----- EXCERPTED PASSAGE

Orange you mad they messed with the packaging of Tropicana Pure Premium?
So is marketing consultant Bryan Stapp.
Last month he sat at his computer and joined a growing coven of O.J. change haters.
Having lived in Florida for over a decade, and graduated from the University of Florida (Go Gators!), I know something about orange juice, he typed on his marketing blog, loudamplifiermarketing.com.
This new package is boring, unattractive, and completely generic. The distinctive logo is gone. When my kids saw it, their immediate reaction was, "What's that? Where is the Tropicana?"
(Those poor kids.)
You've heard about this?
PepsiCo Americas Beverages, which claims Tropicana Pure Premium as a flagship product, introduced the delicious drink's new packaging in early January.
The design — minimalist, sans straw protruding from orange — was subsequently trashed by many, many blahgers.
Consumers complained in letters, e-mails and phone calls, so Tropicana pulled a New Coke-ish never mind, and decided to bag the new cartons and bring back the old logo.
(Think about that image for a moment. The juicy orange. The beckoning straw. Genius?)
"We underestimated the deep emotional bond" consumers had with the original packaging, Neil Campbell, president of Tropicana North American, told the New York Times.
A trip to Publix is in order.
Inside, straight to the back.
Behold, the orange juice.
Which is which?
Tropicana's new packaging — juice in a clear glass against a white background — looks strikingly similar to the Publix brand. The Publix brand features juice in a clear glass against a white background, and costs 30 cents less.
The man shelving produce rolls his eyes when asked whether customers have noticed.
He says the vendor told the produce department to refer all complaints to Tropicana's toll-free 800 line (1-800-237-7799), and there have been references.
Here comes Dave Kelly.
"Thirty-five million," he huffs. "What a waste."
He's talking about the estimated budget for the redesign and accompanying ad campaign, highlighting the word "squeeze" — as in what you do to oranges, and what you do to good children in the morning.
The 54-year-old Merchant Marine captain came back from a job in New Orleans to find the Tropicana Pure Premium in his refrigerator looking all dressed-down, like government juice.
"If it ain't broke, don't fix it," he says.
Like that time Burger King jacked with its fry recipe.
Stapp, the marketing consultant serving time in snow-covered Michigan at the moment, said the banal packaging made Tropicana look like any old juice.
"They couldn't have done a better job of trying to emulate a generic package," says the former South Tampa resident on the phone. "The old Tropicana logo was very inviting and happy and it hadn't changed a lot over the years. It was a familiar brand design. … There's a comfort level there."
And that's what we want, especially in uncertain times, he says. Times of war. Uncertainty. Depression.
We want to open the refrigerator in the morning and see an impossible dream, a reassurance of reality, an old friend. We want to believe you could stick a straw into an orange, and it would taste like this.

----------
----- INFORMATION SUPPLIED

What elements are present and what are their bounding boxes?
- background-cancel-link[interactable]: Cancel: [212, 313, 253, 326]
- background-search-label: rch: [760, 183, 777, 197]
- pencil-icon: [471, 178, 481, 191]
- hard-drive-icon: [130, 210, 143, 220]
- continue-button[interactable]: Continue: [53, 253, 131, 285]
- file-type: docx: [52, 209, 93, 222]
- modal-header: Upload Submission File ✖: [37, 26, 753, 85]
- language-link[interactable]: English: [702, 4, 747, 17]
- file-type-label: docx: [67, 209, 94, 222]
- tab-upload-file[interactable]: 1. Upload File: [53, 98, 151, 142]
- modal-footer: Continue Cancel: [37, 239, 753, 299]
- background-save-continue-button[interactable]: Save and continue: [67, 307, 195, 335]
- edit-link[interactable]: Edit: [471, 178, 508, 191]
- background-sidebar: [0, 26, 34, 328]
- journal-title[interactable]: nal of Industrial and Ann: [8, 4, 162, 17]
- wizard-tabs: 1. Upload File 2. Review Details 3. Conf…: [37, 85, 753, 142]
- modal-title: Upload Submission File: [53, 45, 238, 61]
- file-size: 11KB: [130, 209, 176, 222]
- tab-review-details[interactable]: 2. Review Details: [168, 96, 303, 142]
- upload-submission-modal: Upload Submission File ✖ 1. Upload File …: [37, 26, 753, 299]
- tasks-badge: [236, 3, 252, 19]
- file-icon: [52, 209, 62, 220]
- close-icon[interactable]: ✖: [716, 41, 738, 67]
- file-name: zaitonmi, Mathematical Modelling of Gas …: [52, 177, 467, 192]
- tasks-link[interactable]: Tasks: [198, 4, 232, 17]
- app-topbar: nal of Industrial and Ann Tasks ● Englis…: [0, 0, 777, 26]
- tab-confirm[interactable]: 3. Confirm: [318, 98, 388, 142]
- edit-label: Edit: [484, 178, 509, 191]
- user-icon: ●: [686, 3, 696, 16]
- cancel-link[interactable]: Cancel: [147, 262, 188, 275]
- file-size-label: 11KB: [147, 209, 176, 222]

----------

WORK TASK 1 → Write out everything in the Tropicana packaging column from "Stapp, the marketing" down to "taste like this.".
WORK TASK 2 → According to the Tropicana packaging column, how much less does the Publix brand juice cost?
WORK TASK 3 → Summarize the Tropicana packaging column in two sentences.
The data has no connection to the Tropicana column.

EXPECTED ANSWER 1 →
Stapp, the marketing consultant serving time in snow-covered Michigan at the moment, said the banal packaging made Tropicana look like any old juice.
"They couldn't have done a better job of trying to emulate a generic package," says the former South Tampa resident on the phone. "The old Tropicana logo was very inviting and happy and it hadn't changed a lot over the years. It was a familiar brand design. … There's a comfort level there."
And that's what we want, especially in uncertain times, he says. Times of war. Uncertainty. Depression.
We want to open the refrigerator in the morning and see an impossible dream, a reassurance of reality, an old friend. We want to believe you could stick a straw into an orange, and it would taste like this.

EXPECTED ANSWER 2 → It costs 30 cents less.

EXPECTED ANSWER 3 → PepsiCo Americas Beverages introduced minimalist new packaging for Tropicana Pure Premium in early January, but after consumers complained in letters, e-mails and phone calls, Tropicana decided to drop the new cartons and bring back the old logo. Critics such as marketing consultant Bryan Stapp said the new design looked generic, it closely resembles the cheaper Publix brand, and shopper Dave Kelly called the estimated thirty-five million spent on the redesign and ad campaign a waste.